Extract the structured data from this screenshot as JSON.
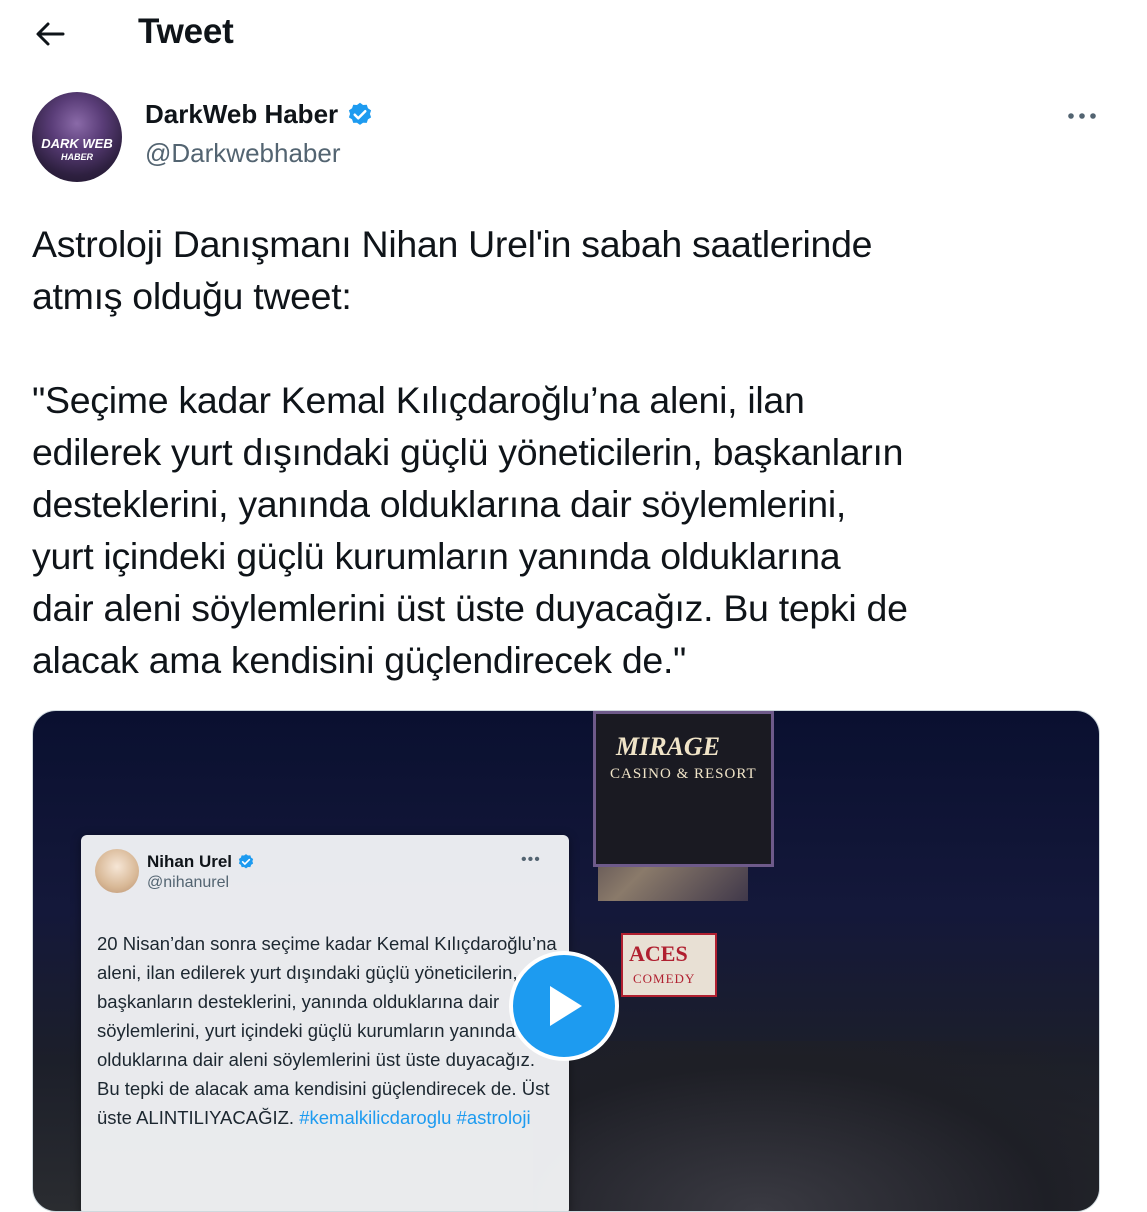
{
  "header": {
    "title": "Tweet"
  },
  "author": {
    "display_name": "DarkWeb Haber",
    "handle": "@Darkwebhaber",
    "avatar_text_1": "DARK WEB",
    "avatar_text_2": "HABER"
  },
  "tweet": {
    "text": "Astroloji Danışmanı Nihan Urel'in sabah saatlerinde\natmış olduğu tweet:\n\n\"Seçime kadar Kemal Kılıçdaroğlu’na aleni, ilan\nedilerek yurt dışındaki güçlü yöneticilerin, başkanların\ndesteklerini, yanında olduklarına dair söylemlerini,\nyurt içindeki güçlü kurumların yanında olduklarına\ndair aleni söylemlerini üst üste duyacağız. Bu tepki de\nalacak ama kendisini güçlendirecek de.\""
  },
  "media": {
    "sign_title": "MIRAGE",
    "sign_subtitle": "CASINO & RESORT",
    "aces_title": "ACES",
    "aces_subtitle": "COMEDY",
    "embedded_tweet": {
      "name": "Nihan Urel",
      "handle": "@nihanurel",
      "more": "•••",
      "text": "20 Nisan’dan sonra seçime kadar Kemal Kılıçdaroğlu’na aleni, ilan edilerek yurt dışındaki güçlü yöneticilerin, başkanların desteklerini, yanında olduklarına dair söylemlerini, yurt içindeki güçlü kurumların yanında olduklarına dair aleni söylemlerini üst üste duyacağız. Bu tepki de alacak ama kendisini güçlendirecek de. Üst üste ALINTILIYACAĞIZ.",
      "hashtag_1": "#kemalkilicdaroglu",
      "hashtag_2": "#astroloji"
    }
  },
  "colors": {
    "accent": "#1d9bf0",
    "secondary_text": "#536471",
    "primary_text": "#0f1419"
  },
  "icons": {
    "back": "arrow-left-icon",
    "verified": "verified-badge-icon",
    "more": "more-horizontal-icon",
    "play": "play-icon"
  }
}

□ □ □ □ □

* _WORK INSTRUCTIONS_: Reproduce all entries exactly. Pictures do not belong in the copy.

* _WRITTEN SOLUTION_:
Extract the structured data from this screenshot as JSON.
{
  "header": {
    "title": "Tweet"
  },
  "author": {
    "display_name": "DarkWeb Haber",
    "handle": "@Darkwebhaber",
    "avatar_text_1": "DARK WEB",
    "avatar_text_2": "HABER"
  },
  "tweet": {
    "text": "Astroloji Danışmanı Nihan Urel'in sabah saatlerinde\natmış olduğu tweet:\n\n\"Seçime kadar Kemal Kılıçdaroğlu’na aleni, ilan\nedilerek yurt dışındaki güçlü yöneticilerin, başkanların\ndesteklerini, yanında olduklarına dair söylemlerini,\nyurt içindeki güçlü kurumların yanında olduklarına\ndair aleni söylemlerini üst üste duyacağız. Bu tepki de\nalacak ama kendisini güçlendirecek de.\""
  },
  "media": {
    "sign_title": "MIRAGE",
    "sign_subtitle": "CASINO & RESORT",
    "aces_title": "ACES",
    "aces_subtitle": "COMEDY",
    "embedded_tweet": {
      "name": "Nihan Urel",
      "handle": "@nihanurel",
      "more": "•••",
      "text": "20 Nisan’dan sonra seçime kadar Kemal Kılıçdaroğlu’na aleni, ilan edilerek yurt dışındaki güçlü yöneticilerin, başkanların desteklerini, yanında olduklarına dair söylemlerini, yurt içindeki güçlü kurumların yanında olduklarına dair aleni söylemlerini üst üste duyacağız. Bu tepki de alacak ama kendisini güçlendirecek de. Üst üste ALINTILIYACAĞIZ.",
      "hashtag_1": "#kemalkilicdaroglu",
      "hashtag_2": "#astroloji"
    }
  },
  "colors": {
    "accent": "#1d9bf0",
    "secondary_text": "#536471",
    "primary_text": "#0f1419"
  },
  "icons": {
    "back": "arrow-left-icon",
    "verified": "verified-badge-icon",
    "more": "more-horizontal-icon",
    "play": "play-icon"
  }
}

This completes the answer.